(Provided data):
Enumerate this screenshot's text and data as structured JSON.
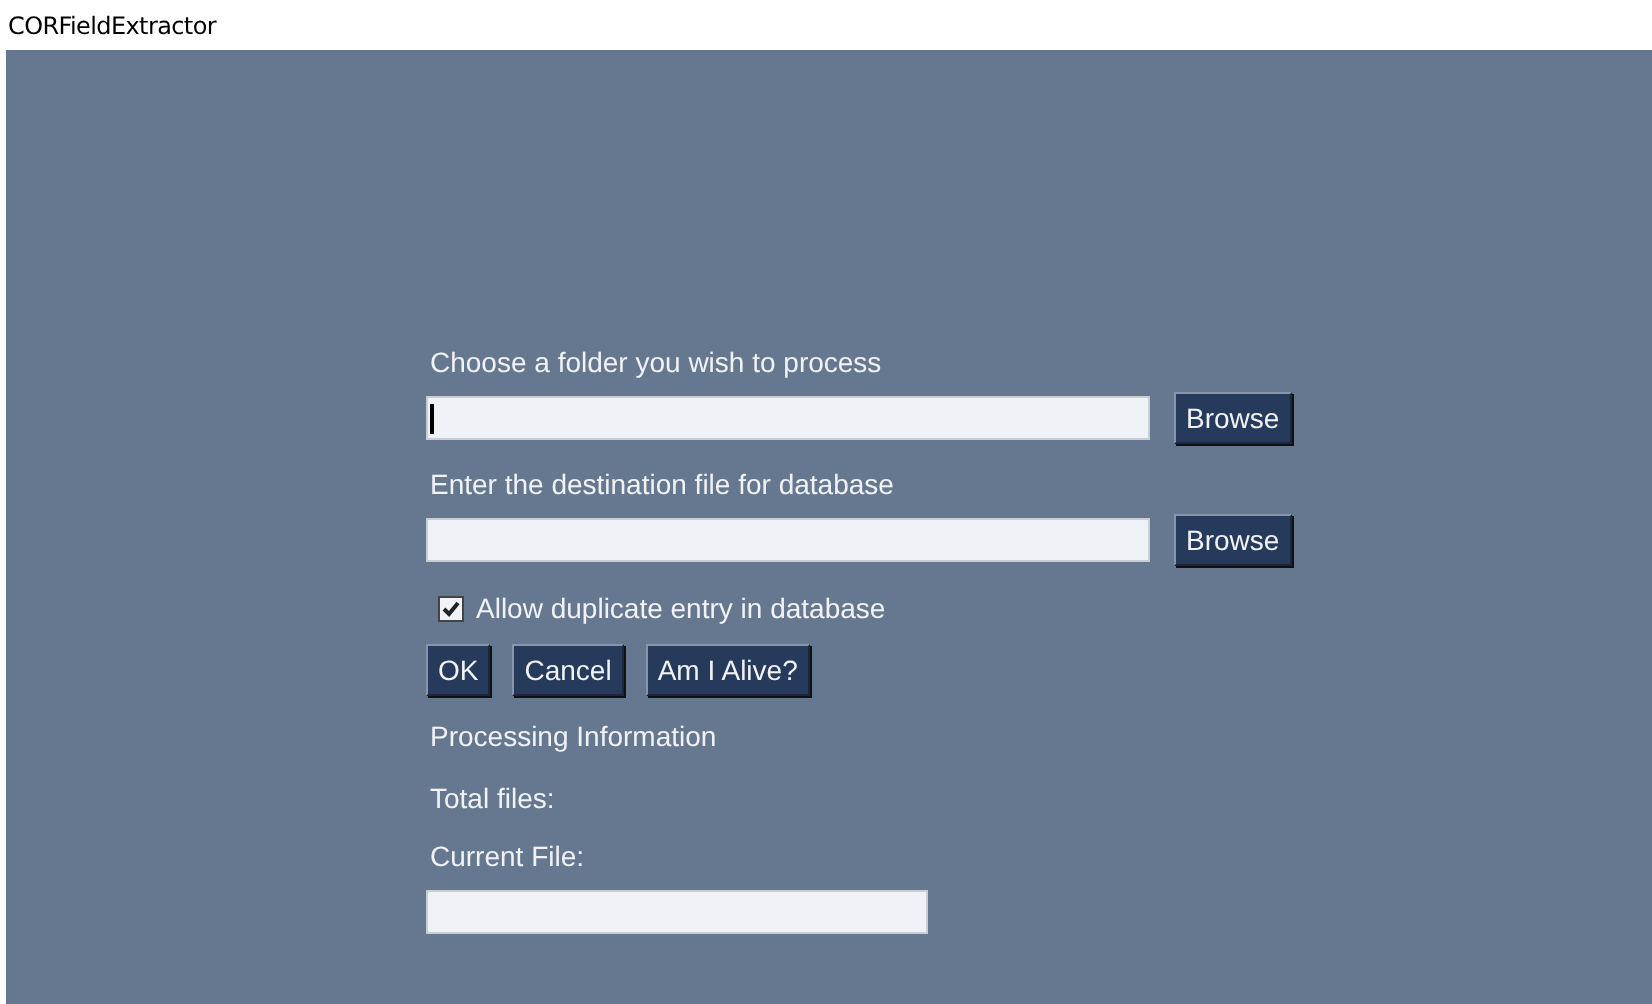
{
  "window": {
    "title": "CORFieldExtractor"
  },
  "source": {
    "label": "Choose a folder you wish to process",
    "focused": true,
    "button": "Browse"
  },
  "destination": {
    "label": "Enter the destination file for database",
    "focused": false,
    "button": "Browse"
  },
  "allow_duplicates": {
    "label": "Allow duplicate entry in database",
    "checked": true
  },
  "buttons": [
    "OK",
    "Cancel",
    "Am I Alive?"
  ],
  "processing": {
    "heading": "Processing Information",
    "total_files_label": "Total files:",
    "current_file_label": "Current File:"
  }
}
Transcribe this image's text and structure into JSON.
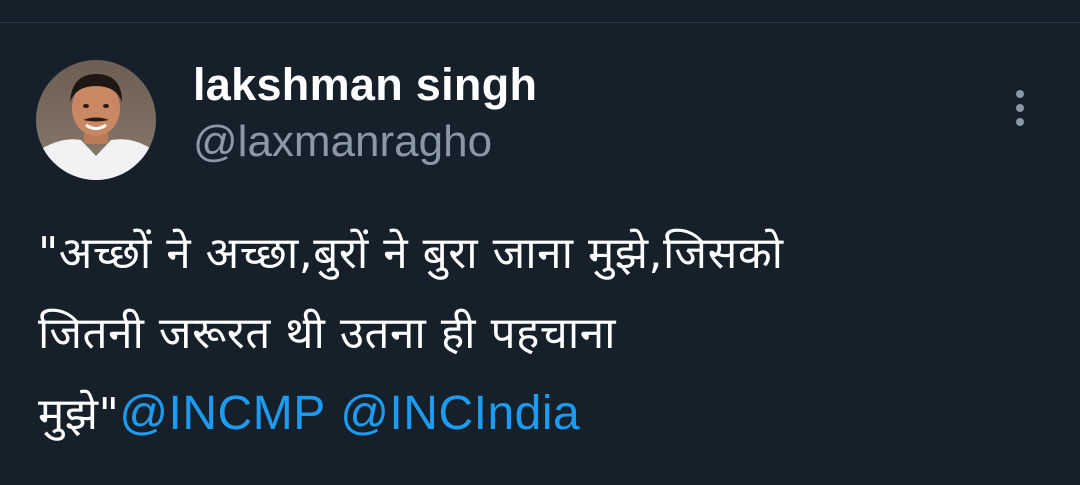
{
  "tweet": {
    "author": {
      "display_name": "lakshman singh",
      "handle": "@laxmanragho",
      "avatar_icon": "profile-photo"
    },
    "more_icon": "more-vertical-icon",
    "text_lines": [
      "\"अच्छों ने अच्छा,बुरों ने बुरा जाना मुझे,जिसको",
      "जितनी जरूरत थी उतना ही पहचाना",
      "मुझे\""
    ],
    "mentions": [
      "@INCMP",
      "@INCIndia"
    ]
  },
  "colors": {
    "background": "#15202b",
    "text": "#ffffff",
    "secondary": "#8b98a5",
    "link": "#1d9bf0"
  }
}
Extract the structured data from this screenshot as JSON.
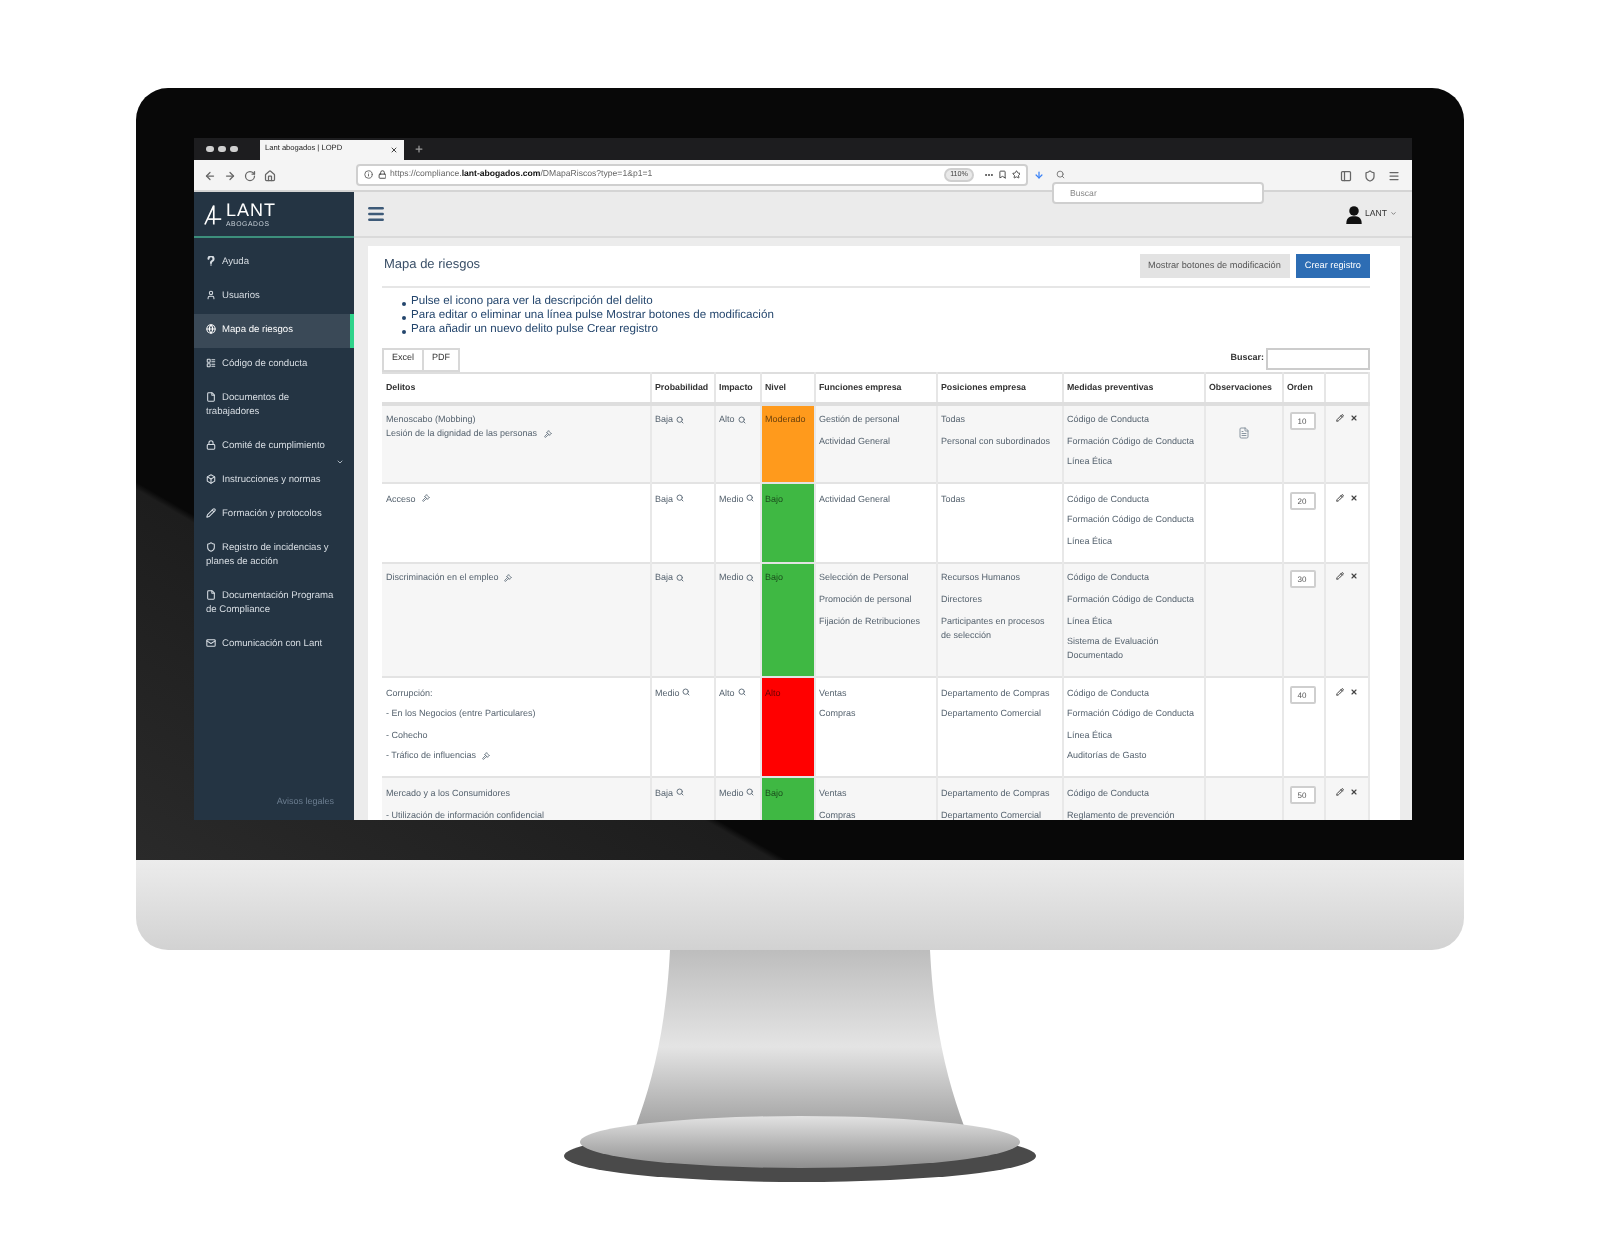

(Given task): Leave every image out, and retype the material exactly.

(Task output):
Enumerate this screenshot's text and data as structured JSON.
{
  "window": {
    "title": "CORFieldExtractor"
  },
  "source": {
    "label": "Choose a folder you wish to process",
    "focused": true,
    "button": "Browse"
  },
  "destination": {
    "label": "Enter the destination file for database",
    "focused": false,
    "button": "Browse"
  },
  "allow_duplicates": {
    "label": "Allow duplicate entry in database",
    "checked": true
  },
  "buttons": [
    "OK",
    "Cancel",
    "Am I Alive?"
  ],
  "processing": {
    "heading": "Processing Information",
    "total_files_label": "Total files:",
    "current_file_label": "Current File:"
  }
}
Transcribe this image's text and structure into JSON.
{
  "tweet": {
    "author": {
      "display_name": "lakshman singh",
      "handle": "@laxmanragho",
      "avatar_icon": "profile-photo"
    },
    "more_icon": "more-vertical-icon",
    "text_lines": [
      "\"अच्छों ने अच्छा,बुरों ने बुरा जाना मुझे,जिसको",
      "जितनी जरूरत थी उतना ही पहचाना",
      "मुझे\""
    ],
    "mentions": [
      "@INCMP",
      "@INCIndia"
    ]
  },
  "colors": {
    "background": "#15202b",
    "text": "#ffffff",
    "secondary": "#8b98a5",
    "link": "#1d9bf0"
  }
}
Extract the structured data from this screenshot as JSON.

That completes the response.